[START]

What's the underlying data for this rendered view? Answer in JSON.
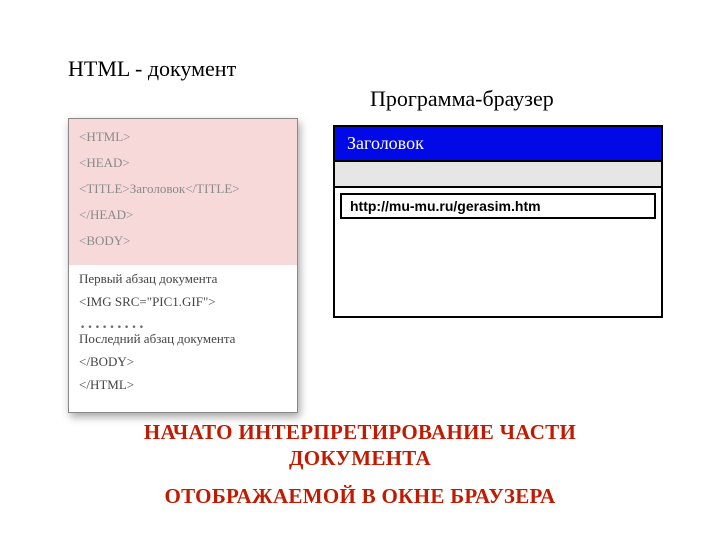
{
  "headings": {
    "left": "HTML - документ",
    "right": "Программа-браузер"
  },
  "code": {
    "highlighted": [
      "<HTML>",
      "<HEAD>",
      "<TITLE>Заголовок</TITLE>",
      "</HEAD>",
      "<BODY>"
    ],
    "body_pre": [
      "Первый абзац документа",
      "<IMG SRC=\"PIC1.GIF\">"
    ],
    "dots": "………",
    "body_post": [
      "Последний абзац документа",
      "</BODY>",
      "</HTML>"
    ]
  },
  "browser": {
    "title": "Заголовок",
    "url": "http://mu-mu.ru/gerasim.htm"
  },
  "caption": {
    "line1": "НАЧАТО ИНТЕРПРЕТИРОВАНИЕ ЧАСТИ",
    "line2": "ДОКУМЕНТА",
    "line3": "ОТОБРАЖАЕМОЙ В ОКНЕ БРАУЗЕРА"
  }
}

[END]

### Task to carry out
Repeat the data exactly, excluding the pictures.

### Written answer
What's the underlying data for this rendered view? Answer in JSON.
{
  "headings": {
    "left": "HTML - документ",
    "right": "Программа-браузер"
  },
  "code": {
    "highlighted": [
      "<HTML>",
      "<HEAD>",
      "<TITLE>Заголовок</TITLE>",
      "</HEAD>",
      "<BODY>"
    ],
    "body_pre": [
      "Первый абзац документа",
      "<IMG SRC=\"PIC1.GIF\">"
    ],
    "dots": "………",
    "body_post": [
      "Последний абзац документа",
      "</BODY>",
      "</HTML>"
    ]
  },
  "browser": {
    "title": "Заголовок",
    "url": "http://mu-mu.ru/gerasim.htm"
  },
  "caption": {
    "line1": "НАЧАТО ИНТЕРПРЕТИРОВАНИЕ ЧАСТИ",
    "line2": "ДОКУМЕНТА",
    "line3": "ОТОБРАЖАЕМОЙ В ОКНЕ БРАУЗЕРА"
  }
}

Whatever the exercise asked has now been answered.